Stored records:
• • • •
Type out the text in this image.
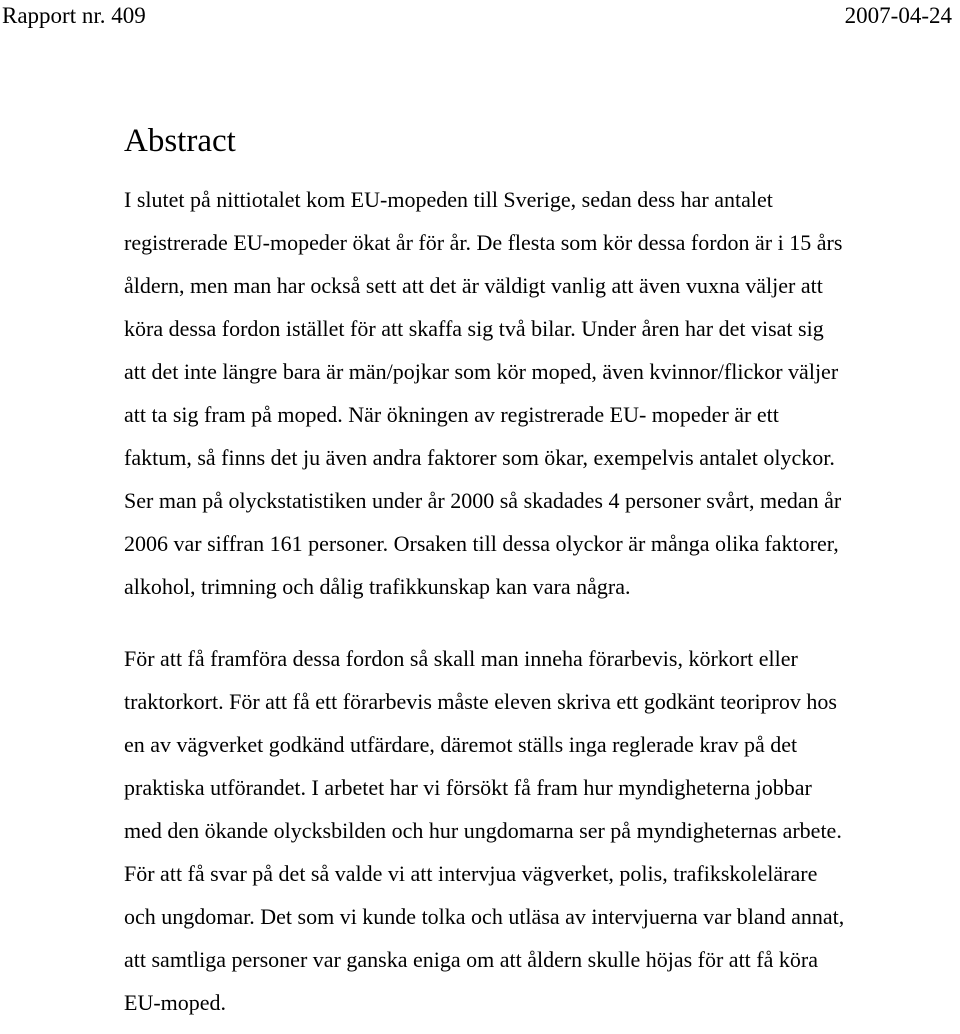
Rapport nr. 409	2007-04-24
Abstract
I slutet på nittiotalet kom EU-mopeden till Sverige, sedan dess har antalet
registrerade EU-mopeder ökat år för år. De flesta som kör dessa fordon är i 15 års
åldern, men man har också sett att det är väldigt vanlig att även vuxna väljer att
köra dessa fordon istället för att skaffa sig två bilar. Under åren har det visat sig
att det inte längre bara är män/pojkar som kör moped, även kvinnor/flickor väljer
att ta sig fram på moped. När ökningen av registrerade EU- mopeder är ett
faktum, så finns det ju även andra faktorer som ökar, exempelvis antalet olyckor.
Ser man på olyckstatistiken under år 2000 så skadades 4 personer svårt, medan år
2006 var siffran 161 personer. Orsaken till dessa olyckor är många olika faktorer,
alkohol, trimning och dålig trafikkunskap kan vara några.
För att få framföra dessa fordon så skall man inneha förarbevis, körkort eller
traktorkort. För att få ett förarbevis måste eleven skriva ett godkänt teoriprov hos
en av vägverket godkänd utfärdare, däremot ställs inga reglerade krav på det
praktiska utförandet. I arbetet har vi försökt få fram hur myndigheterna jobbar
med den ökande olycksbilden och hur ungdomarna ser på myndigheternas arbete.
För att få svar på det så valde vi att intervjua vägverket, polis, trafikskolelärare
och ungdomar. Det som vi kunde tolka och utläsa av intervjuerna var bland annat,
att samtliga personer var ganska eniga om att åldern skulle höjas för att få köra
EU-moped.
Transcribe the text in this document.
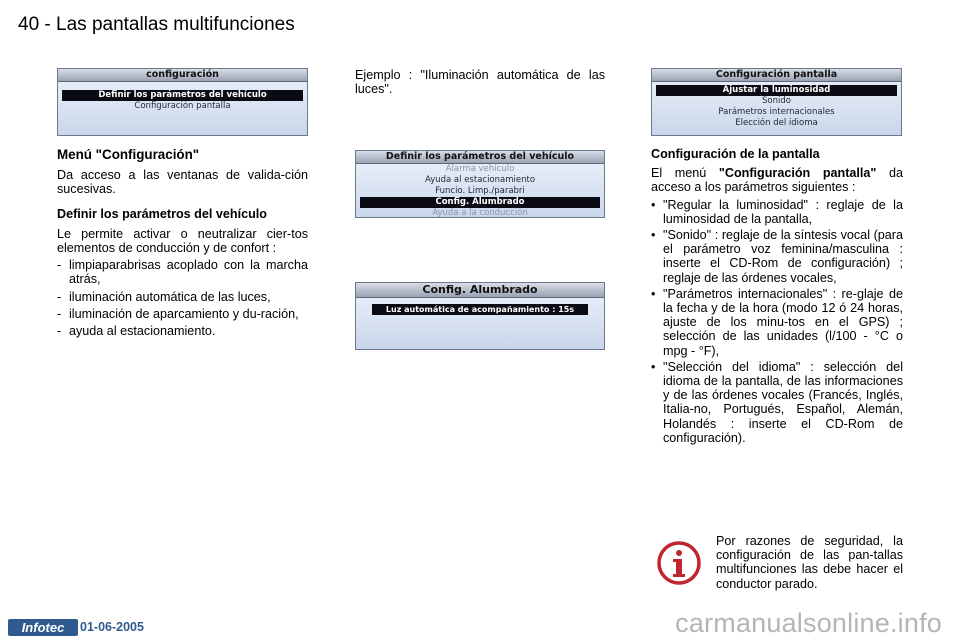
40 - Las pantallas multifunciones
configuración
Definir los parámetros del vehículo
Configuración pantalla
Menú "Configuración"

Da acceso a las ventanas de valida-ción sucesivas.

Definir los parámetros del vehículo

Le permite activar o neutralizar cier-tos elementos de conducción y de confort :

- limpiaparabrisas acoplado con la marcha atrás,
- iluminación automática de las luces,
- iluminación de aparcamiento y du-ración,
- ayuda al estacionamiento.

Ejemplo : "Iluminación automática de las luces".

Definir los parámetros del vehículo
Alarma vehículo
Ayuda al estacionamiento
Funcio. Limp./parabri
Config. Alumbrado
Ayuda a la conducción
Config. Alumbrado
Luz automática de acompañamiento : 15s
Configuración pantalla
Ajustar la luminosidad
Sonido
Parámetros internacionales
Elección del idioma
Configuración de la pantalla

El menú "Configuración pantalla" da acceso a los parámetros siguientes :

• "Regular la luminosidad" : reglaje de la luminosidad de la pantalla,
• "Sonido" : reglaje de la síntesis vocal (para el parámetro voz feminina/masculina : inserte el CD-Rom de configuración) ; reglaje de las órdenes vocales,
• "Parámetros internacionales" : re-glaje de la fecha y de la hora (modo 12 ó 24 horas, ajuste de los minu-tos en el GPS) ; selección de las unidades (l/100 - °C o mpg - °F),
• "Selección del idioma" : selección del idioma de la pantalla, de las informaciones y de las órdenes vocales (Francés, Inglés, Italia-no, Portugués, Español, Alemán, Holandés : inserte el CD-Rom de configuración).

Por razones de seguridad, la configuración de las pan-tallas multifunciones las debe hacer el conductor parado.

Infotec	01-06-2005	carmanualsonline.info
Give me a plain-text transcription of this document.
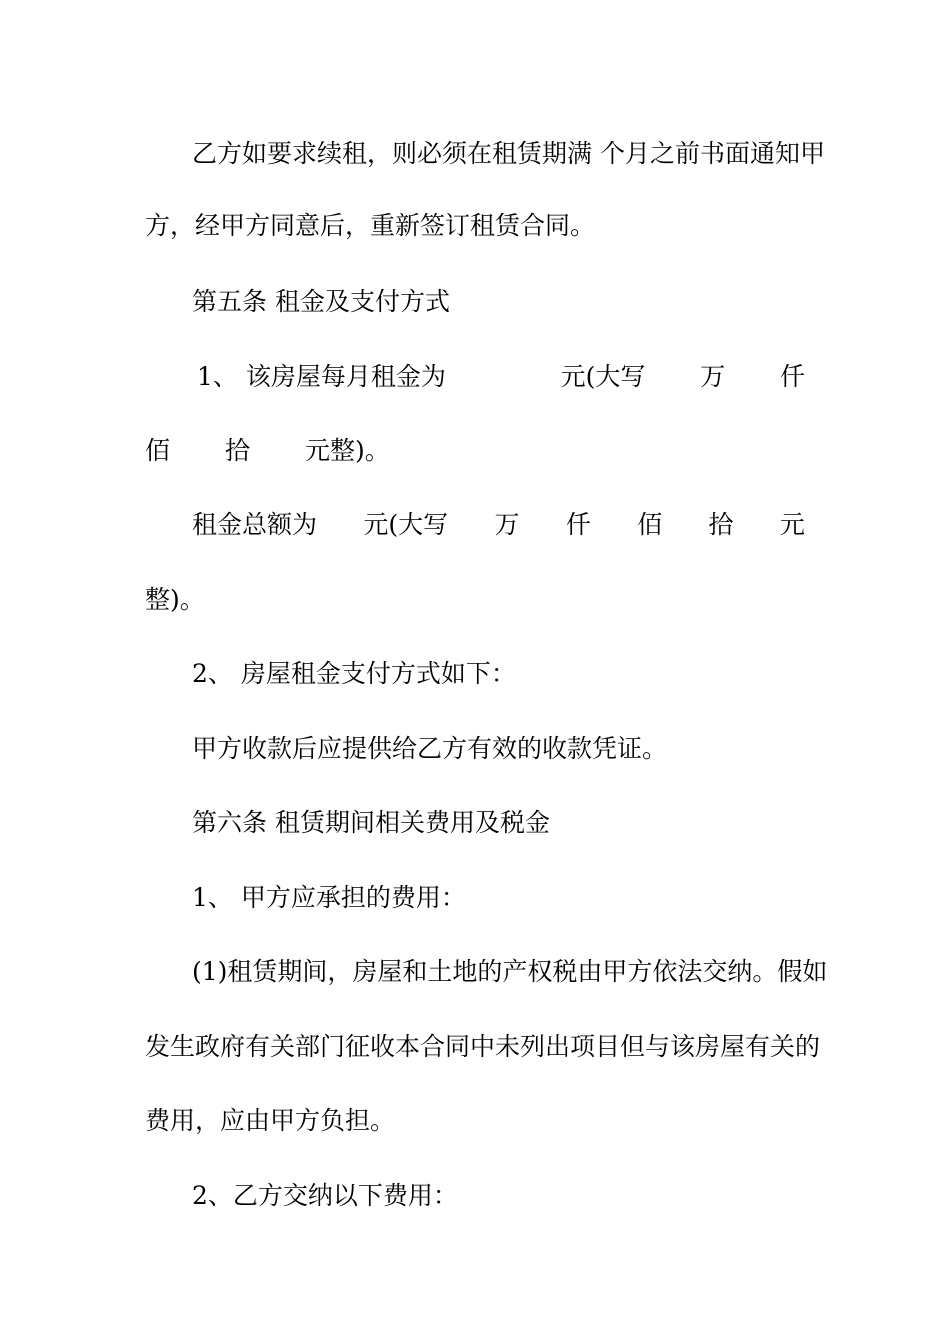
乙方如要求续租，则必须在租赁期满 个月之前书面通知甲
方，经甲方同意后，重新签订租赁合同。
第五条 租金及支付方式
1、 该房屋每月租金为	元(大写 万 仟
佰 拾 元整)。
租金总额为 元(大写 万 仟 佰 拾 元
整)。
2、 房屋租金支付方式如下：
甲方收款后应提供给乙方有效的收款凭证。
第六条 租赁期间相关费用及税金
1、 甲方应承担的费用：
(1)租赁期间，房屋和土地的产权税由甲方依法交纳。假如
发生政府有关部门征收本合同中未列出项目但与该房屋有关的
费用，应由甲方负担。
2、乙方交纳以下费用：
• • • •
The request
Copy out every line of the data that includes the word "personer".

Answer for this exercise
Ser man på olyckstatistiken under år 2000 så skadades 4 personer svårt, medan år
2006 var siffran 161 personer. Orsaken till dessa olyckor är många olika faktorer,
att samtliga personer var ganska eniga om att åldern skulle höjas för att få köra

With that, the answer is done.